REQUIREMENT: Write the listing out again, all of it, word for word.
┌─ THE DATA
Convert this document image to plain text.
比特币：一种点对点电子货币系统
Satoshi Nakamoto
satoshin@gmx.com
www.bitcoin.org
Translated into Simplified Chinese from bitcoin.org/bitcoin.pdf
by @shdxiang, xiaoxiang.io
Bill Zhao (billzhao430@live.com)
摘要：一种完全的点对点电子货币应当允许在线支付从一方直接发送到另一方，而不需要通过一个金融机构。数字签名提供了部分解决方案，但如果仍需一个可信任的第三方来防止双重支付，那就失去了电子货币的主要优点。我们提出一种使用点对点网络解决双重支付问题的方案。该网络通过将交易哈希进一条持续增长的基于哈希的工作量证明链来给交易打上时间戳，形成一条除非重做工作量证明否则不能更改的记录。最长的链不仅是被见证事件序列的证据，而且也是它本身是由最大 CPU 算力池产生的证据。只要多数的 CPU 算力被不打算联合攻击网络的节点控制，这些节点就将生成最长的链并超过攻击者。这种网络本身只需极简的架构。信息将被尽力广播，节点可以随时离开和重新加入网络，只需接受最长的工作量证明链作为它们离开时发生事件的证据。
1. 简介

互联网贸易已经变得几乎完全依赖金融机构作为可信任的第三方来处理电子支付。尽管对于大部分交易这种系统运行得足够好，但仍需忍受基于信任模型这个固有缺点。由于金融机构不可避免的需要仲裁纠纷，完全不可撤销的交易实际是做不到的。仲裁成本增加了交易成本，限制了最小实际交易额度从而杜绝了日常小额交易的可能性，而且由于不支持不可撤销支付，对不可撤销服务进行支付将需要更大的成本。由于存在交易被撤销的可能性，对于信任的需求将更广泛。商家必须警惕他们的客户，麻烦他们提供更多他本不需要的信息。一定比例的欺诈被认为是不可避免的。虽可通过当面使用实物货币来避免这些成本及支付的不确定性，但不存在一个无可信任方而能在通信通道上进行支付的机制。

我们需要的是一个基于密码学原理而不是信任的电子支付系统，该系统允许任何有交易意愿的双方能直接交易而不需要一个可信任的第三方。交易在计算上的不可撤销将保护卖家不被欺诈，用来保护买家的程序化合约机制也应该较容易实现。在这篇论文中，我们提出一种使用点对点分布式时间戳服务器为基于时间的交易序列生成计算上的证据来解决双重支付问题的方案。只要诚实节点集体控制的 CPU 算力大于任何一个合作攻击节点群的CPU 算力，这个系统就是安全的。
└─
WRITTEN RESPONSE:
Convert this document image to plain text.
比特币：一种点对点电子货币系统
Satoshi Nakamoto
satoshin@gmx.com
www.bitcoin.org
Translated into Simplified Chinese from bitcoin.org/bitcoin.pdf
by @shdxiang, xiaoxiang.io
Bill Zhao (billzhao430@live.com)
摘要：一种完全的点对点电子货币应当允许在线支付从一方直接发送到另一方，而不需要通过一个金融机构。数字签名提供了部分解决方案，但如果仍需一个可信任的第三方来防止双重支付，那就失去了电子货币的主要优点。我们提出一种使用点对点网络解决双重支付问题的方案。该网络通过将交易哈希进一条持续增长的基于哈希的工作量证明链来给交易打上时间戳，形成一条除非重做工作量证明否则不能更改的记录。最长的链不仅是被见证事件序列的证据，而且也是它本身是由最大 CPU 算力池产生的证据。只要多数的 CPU 算力被不打算联合攻击网络的节点控制，这些节点就将生成最长的链并超过攻击者。这种网络本身只需极简的架构。信息将被尽力广播，节点可以随时离开和重新加入网络，只需接受最长的工作量证明链作为它们离开时发生事件的证据。
1. 简介

互联网贸易已经变得几乎完全依赖金融机构作为可信任的第三方来处理电子支付。尽管对于大部分交易这种系统运行得足够好，但仍需忍受基于信任模型这个固有缺点。由于金融机构不可避免的需要仲裁纠纷，完全不可撤销的交易实际是做不到的。仲裁成本增加了交易成本，限制了最小实际交易额度从而杜绝了日常小额交易的可能性，而且由于不支持不可撤销支付，对不可撤销服务进行支付将需要更大的成本。由于存在交易被撤销的可能性，对于信任的需求将更广泛。商家必须警惕他们的客户，麻烦他们提供更多他本不需要的信息。一定比例的欺诈被认为是不可避免的。虽可通过当面使用实物货币来避免这些成本及支付的不确定性，但不存在一个无可信任方而能在通信通道上进行支付的机制。

我们需要的是一个基于密码学原理而不是信任的电子支付系统，该系统允许任何有交易意愿的双方能直接交易而不需要一个可信任的第三方。交易在计算上的不可撤销将保护卖家不被欺诈，用来保护买家的程序化合约机制也应该较容易实现。在这篇论文中，我们提出一种使用点对点分布式时间戳服务器为基于时间的交易序列生成计算上的证据来解决双重支付问题的方案。只要诚实节点集体控制的 CPU 算力大于任何一个合作攻击节点群的CPU 算力，这个系统就是安全的。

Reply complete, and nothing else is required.